*EXERCISE TASK*: Show all lines that include the string "Open"; copy each one.

==*==

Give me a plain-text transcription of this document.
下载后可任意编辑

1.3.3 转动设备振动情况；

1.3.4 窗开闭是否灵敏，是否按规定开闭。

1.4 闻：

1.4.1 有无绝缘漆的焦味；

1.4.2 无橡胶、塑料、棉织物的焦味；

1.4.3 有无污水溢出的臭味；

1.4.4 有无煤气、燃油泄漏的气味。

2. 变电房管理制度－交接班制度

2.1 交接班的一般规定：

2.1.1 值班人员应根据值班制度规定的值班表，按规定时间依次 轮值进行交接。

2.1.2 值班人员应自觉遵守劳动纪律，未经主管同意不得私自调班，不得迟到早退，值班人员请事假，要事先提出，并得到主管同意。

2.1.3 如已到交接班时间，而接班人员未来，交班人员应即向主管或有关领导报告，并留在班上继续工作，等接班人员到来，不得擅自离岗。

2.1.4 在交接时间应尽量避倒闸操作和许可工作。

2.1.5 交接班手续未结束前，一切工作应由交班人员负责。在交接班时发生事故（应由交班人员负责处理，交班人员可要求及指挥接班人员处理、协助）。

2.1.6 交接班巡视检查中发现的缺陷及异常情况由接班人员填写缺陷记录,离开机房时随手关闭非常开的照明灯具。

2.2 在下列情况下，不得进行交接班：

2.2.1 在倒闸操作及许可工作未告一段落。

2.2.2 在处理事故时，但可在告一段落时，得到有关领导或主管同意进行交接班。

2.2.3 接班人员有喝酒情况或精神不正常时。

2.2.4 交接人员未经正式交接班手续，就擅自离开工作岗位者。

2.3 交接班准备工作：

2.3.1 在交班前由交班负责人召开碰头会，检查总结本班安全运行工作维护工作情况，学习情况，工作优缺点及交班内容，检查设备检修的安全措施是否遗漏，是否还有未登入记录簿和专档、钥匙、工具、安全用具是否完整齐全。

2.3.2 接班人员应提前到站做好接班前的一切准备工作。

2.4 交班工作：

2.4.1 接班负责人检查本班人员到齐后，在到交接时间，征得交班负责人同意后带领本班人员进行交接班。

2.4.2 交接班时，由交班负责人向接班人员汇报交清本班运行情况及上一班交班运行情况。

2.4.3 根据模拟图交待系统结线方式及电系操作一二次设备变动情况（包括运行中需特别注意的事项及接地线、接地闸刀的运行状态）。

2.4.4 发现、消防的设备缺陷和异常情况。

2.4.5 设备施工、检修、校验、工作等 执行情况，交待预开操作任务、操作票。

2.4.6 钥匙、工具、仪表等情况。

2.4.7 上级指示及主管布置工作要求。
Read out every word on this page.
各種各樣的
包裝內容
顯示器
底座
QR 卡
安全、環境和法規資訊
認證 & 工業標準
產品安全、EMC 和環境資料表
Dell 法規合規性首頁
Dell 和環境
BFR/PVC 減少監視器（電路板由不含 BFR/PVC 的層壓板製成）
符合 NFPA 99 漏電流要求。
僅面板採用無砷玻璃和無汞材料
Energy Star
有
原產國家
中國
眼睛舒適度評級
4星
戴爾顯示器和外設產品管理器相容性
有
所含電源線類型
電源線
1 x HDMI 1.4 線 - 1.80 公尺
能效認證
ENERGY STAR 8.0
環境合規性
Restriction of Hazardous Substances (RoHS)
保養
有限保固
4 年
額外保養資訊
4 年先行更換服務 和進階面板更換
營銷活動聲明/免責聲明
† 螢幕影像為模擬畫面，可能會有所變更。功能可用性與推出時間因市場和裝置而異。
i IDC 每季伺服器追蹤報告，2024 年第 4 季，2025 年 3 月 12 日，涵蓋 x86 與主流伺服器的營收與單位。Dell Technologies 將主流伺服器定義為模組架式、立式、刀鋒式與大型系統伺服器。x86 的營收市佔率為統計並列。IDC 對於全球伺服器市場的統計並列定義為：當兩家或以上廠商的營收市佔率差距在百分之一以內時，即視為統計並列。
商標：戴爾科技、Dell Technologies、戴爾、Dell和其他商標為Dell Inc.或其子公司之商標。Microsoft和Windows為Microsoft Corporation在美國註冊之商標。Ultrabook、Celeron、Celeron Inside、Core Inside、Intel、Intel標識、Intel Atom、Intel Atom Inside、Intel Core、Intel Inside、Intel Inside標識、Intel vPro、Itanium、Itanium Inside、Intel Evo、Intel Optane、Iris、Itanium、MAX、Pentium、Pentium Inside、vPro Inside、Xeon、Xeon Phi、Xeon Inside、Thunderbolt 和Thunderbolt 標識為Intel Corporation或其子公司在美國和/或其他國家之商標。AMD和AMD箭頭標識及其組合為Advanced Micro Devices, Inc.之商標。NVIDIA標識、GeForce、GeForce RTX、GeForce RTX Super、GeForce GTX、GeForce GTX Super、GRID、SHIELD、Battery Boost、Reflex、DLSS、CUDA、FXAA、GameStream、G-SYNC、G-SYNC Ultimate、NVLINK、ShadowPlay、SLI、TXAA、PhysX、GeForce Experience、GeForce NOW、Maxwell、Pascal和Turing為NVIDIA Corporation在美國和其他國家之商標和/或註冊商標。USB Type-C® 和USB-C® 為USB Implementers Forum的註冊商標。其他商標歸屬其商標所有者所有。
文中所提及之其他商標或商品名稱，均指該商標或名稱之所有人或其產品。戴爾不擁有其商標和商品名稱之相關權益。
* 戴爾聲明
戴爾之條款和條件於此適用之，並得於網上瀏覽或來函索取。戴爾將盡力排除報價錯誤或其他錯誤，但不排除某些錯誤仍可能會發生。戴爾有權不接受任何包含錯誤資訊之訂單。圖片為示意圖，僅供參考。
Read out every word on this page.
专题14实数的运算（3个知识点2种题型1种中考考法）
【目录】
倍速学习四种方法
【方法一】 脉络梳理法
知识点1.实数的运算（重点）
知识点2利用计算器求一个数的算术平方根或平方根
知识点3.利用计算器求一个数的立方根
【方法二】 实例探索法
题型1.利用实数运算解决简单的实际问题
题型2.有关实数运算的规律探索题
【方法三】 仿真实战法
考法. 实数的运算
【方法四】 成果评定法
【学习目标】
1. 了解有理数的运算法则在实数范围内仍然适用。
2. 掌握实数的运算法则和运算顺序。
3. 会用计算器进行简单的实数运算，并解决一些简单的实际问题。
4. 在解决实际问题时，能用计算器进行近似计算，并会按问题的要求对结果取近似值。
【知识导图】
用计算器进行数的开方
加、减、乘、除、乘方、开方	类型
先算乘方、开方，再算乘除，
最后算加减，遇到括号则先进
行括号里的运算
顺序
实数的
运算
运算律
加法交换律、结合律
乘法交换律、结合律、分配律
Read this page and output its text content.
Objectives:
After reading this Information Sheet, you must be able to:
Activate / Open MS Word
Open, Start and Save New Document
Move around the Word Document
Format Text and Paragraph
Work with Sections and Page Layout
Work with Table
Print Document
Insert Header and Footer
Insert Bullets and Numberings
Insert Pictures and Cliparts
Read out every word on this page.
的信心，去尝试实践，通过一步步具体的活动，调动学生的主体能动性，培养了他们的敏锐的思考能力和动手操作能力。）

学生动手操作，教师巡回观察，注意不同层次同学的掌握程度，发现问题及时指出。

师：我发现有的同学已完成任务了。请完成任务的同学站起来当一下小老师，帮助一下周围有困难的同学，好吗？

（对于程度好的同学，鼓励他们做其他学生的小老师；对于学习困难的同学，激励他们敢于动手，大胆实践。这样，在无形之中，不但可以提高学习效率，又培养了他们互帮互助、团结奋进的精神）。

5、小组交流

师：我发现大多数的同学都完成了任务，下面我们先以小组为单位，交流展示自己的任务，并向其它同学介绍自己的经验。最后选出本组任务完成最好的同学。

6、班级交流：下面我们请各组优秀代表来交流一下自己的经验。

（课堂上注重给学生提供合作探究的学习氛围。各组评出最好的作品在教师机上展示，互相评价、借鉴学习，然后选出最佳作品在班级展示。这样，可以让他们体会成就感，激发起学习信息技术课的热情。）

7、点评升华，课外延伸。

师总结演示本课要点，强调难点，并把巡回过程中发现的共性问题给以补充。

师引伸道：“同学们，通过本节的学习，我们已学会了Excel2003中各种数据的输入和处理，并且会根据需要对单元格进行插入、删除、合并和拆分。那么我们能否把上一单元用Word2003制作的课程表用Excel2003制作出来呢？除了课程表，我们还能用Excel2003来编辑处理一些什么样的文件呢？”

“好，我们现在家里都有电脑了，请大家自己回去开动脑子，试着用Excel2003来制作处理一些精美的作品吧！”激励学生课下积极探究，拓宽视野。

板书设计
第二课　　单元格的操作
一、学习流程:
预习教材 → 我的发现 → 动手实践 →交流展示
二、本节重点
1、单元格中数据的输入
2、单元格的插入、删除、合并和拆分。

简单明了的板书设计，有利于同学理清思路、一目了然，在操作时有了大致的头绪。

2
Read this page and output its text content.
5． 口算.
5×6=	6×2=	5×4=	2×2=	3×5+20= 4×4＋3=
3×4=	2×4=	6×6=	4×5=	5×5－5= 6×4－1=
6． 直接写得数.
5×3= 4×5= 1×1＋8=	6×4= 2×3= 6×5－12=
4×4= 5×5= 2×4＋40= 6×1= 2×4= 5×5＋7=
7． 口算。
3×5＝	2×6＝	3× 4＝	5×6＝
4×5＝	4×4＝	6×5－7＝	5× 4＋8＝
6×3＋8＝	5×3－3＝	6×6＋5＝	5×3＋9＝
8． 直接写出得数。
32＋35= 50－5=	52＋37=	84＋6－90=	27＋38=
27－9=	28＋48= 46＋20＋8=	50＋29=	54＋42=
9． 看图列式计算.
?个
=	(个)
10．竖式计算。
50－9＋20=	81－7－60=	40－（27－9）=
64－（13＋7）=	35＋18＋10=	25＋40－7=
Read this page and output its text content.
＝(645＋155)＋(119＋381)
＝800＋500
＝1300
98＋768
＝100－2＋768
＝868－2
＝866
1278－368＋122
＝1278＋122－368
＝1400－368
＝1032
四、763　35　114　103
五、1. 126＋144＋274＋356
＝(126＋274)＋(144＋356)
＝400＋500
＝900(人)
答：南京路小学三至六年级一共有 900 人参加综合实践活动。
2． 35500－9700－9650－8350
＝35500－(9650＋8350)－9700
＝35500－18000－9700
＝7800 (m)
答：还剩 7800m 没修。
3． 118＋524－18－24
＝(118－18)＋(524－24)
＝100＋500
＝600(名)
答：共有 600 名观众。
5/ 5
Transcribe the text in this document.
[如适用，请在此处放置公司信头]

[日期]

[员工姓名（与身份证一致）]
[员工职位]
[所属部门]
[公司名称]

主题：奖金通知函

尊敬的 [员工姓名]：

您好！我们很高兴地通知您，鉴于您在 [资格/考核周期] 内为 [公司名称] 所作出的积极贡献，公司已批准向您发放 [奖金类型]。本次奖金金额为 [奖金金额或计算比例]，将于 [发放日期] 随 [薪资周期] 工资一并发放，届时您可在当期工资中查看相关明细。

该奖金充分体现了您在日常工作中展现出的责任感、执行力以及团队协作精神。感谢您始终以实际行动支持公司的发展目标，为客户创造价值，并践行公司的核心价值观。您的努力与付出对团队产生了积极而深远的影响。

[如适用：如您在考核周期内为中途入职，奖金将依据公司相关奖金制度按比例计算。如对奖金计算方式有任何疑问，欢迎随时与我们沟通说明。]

==*==

*RESULT OF THIS TASK*:
Activate / Open MS Word
Open, Start and Save New Document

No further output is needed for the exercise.